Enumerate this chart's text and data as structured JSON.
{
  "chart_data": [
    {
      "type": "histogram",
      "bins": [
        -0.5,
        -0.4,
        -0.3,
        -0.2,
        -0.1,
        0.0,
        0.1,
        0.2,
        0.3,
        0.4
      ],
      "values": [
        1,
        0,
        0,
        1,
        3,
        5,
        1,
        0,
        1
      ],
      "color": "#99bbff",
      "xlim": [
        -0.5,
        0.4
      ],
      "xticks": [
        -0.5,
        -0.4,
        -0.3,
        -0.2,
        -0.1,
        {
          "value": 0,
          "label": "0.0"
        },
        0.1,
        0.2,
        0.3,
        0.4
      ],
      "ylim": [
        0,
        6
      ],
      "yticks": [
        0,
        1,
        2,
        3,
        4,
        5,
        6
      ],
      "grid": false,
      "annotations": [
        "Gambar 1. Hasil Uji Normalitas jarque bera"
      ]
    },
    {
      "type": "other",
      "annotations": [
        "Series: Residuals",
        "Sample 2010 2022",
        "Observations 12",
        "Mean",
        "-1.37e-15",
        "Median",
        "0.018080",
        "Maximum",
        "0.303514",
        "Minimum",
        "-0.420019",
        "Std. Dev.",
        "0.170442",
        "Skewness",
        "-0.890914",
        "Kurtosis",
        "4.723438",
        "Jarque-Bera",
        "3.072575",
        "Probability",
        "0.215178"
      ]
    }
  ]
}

■ ■ ■ ■ ■

EXERCISE PROMPT:
Extract every record and return it verbatim.

ANSWER TO THE PROBLEM:
Enumerate this chart's text and data as structured JSON.
{
  "chart_data": [
    {
      "type": "histogram",
      "bins": [
        -0.5,
        -0.4,
        -0.3,
        -0.2,
        -0.1,
        0.0,
        0.1,
        0.2,
        0.3,
        0.4
      ],
      "values": [
        1,
        0,
        0,
        1,
        3,
        5,
        1,
        0,
        1
      ],
      "color": "#99bbff",
      "xlim": [
        -0.5,
        0.4
      ],
      "xticks": [
        -0.5,
        -0.4,
        -0.3,
        -0.2,
        -0.1,
        {
          "value": 0,
          "label": "0.0"
        },
        0.1,
        0.2,
        0.3,
        0.4
      ],
      "ylim": [
        0,
        6
      ],
      "yticks": [
        0,
        1,
        2,
        3,
        4,
        5,
        6
      ],
      "grid": false,
      "annotations": [
        "Gambar 1. Hasil Uji Normalitas jarque bera"
      ]
    },
    {
      "type": "other",
      "annotations": [
        "Series: Residuals",
        "Sample 2010 2022",
        "Observations 12",
        "Mean",
        "-1.37e-15",
        "Median",
        "0.018080",
        "Maximum",
        "0.303514",
        "Minimum",
        "-0.420019",
        "Std. Dev.",
        "0.170442",
        "Skewness",
        "-0.890914",
        "Kurtosis",
        "4.723438",
        "Jarque-Bera",
        "3.072575",
        "Probability",
        "0.215178"
      ]
    }
  ]
}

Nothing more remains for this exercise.